• [Goal]:
Copy everything in the data below exactly except the pictures.

• [Input]:

--- begin ---

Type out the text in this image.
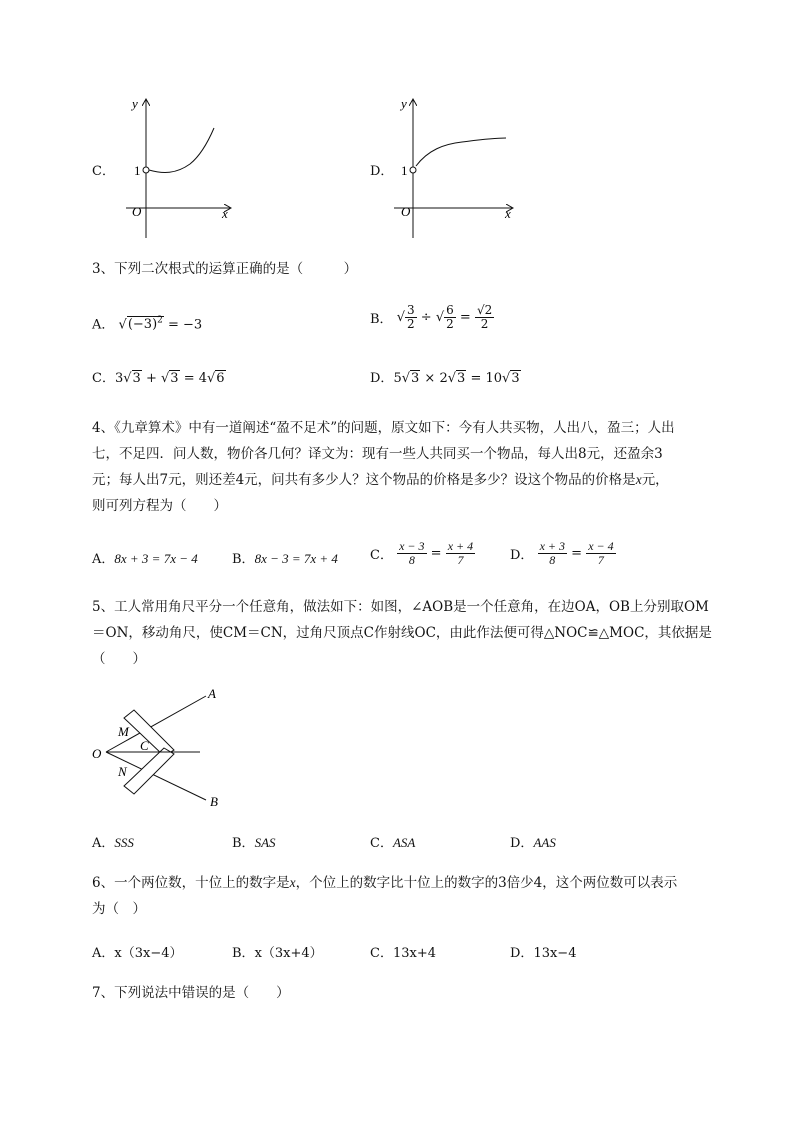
C．
y
x
O
1	D．
y
x
O
1
3、下列二次根式的运算正确的是（　　　）
A． $√(-3)^2 = -3$	B． √ $\frac{3}{2}$ ÷ √ $\frac{6}{2} = \frac{√2}{2}$
C．3√3 + √3 = 4√6	D．5√3 × 2√3 = 10√3
4、《九章算术》中有一道阐述“盈不足术”的问题，原文如下：今有人共买物，人出八，盈三；人出
七，不足四．问人数，物价各几何？译文为：现有一些人共同买一个物品，每人出8元，还盈余3
元；每人出7元，则还差4元，问共有多少人？这个物品的价格是多少？设这个物品的价格是x元，
则可列方程为（　　）
A．8x + 3 = 7x − 4	B．8x − 3 = 7x + 4 C． $\frac{x - 3}{8} = \frac{x + 4}{7}$	D． $\frac{x + 3}{8} = \frac{x - 4}{7}$
5、工人常用角尺平分一个任意角，做法如下：如图，∠AOB是一个任意角，在边OA，OB上分别取OM
＝ON，移动角尺，使CM＝CN，过角尺顶点C作射线OC，由此作法便可得△NOC≌△MOC，其依据是
（　　）
A
B
O
M
N
C
A．SSS	B．SAS	C．ASA	D．AAS
6、一个两位数，十位上的数字是x，个位上的数字比十位上的数字的3倍少4，这个两位数可以表示
为（　）
A．x（3x−4）	B．x（3x+4）	C．13x+4	D．13x−4
7、下列说法中错误的是（　　）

--- end ---

• [Problem solution]:
Type out the text in this image.
C．
y
x
O
1	D．
y
x
O
1
3、下列二次根式的运算正确的是（　　　）
A． $√(-3)^2 = -3$	B． √ $\frac{3}{2}$ ÷ √ $\frac{6}{2} = \frac{√2}{2}$
C．3√3 + √3 = 4√6	D．5√3 × 2√3 = 10√3
4、《九章算术》中有一道阐述“盈不足术”的问题，原文如下：今有人共买物，人出八，盈三；人出
七，不足四．问人数，物价各几何？译文为：现有一些人共同买一个物品，每人出8元，还盈余3
元；每人出7元，则还差4元，问共有多少人？这个物品的价格是多少？设这个物品的价格是x元，
则可列方程为（　　）
A．8x + 3 = 7x − 4	B．8x − 3 = 7x + 4 C． $\frac{x - 3}{8} = \frac{x + 4}{7}$	D． $\frac{x + 3}{8} = \frac{x - 4}{7}$
5、工人常用角尺平分一个任意角，做法如下：如图，∠AOB是一个任意角，在边OA，OB上分别取OM
＝ON，移动角尺，使CM＝CN，过角尺顶点C作射线OC，由此作法便可得△NOC≌△MOC，其依据是
（　　）
A
B
O
M
N
C
A．SSS	B．SAS	C．ASA	D．AAS
6、一个两位数，十位上的数字是x，个位上的数字比十位上的数字的3倍少4，这个两位数可以表示
为（　）
A．x（3x−4）	B．x（3x+4）	C．13x+4	D．13x−4
7、下列说法中错误的是（　　）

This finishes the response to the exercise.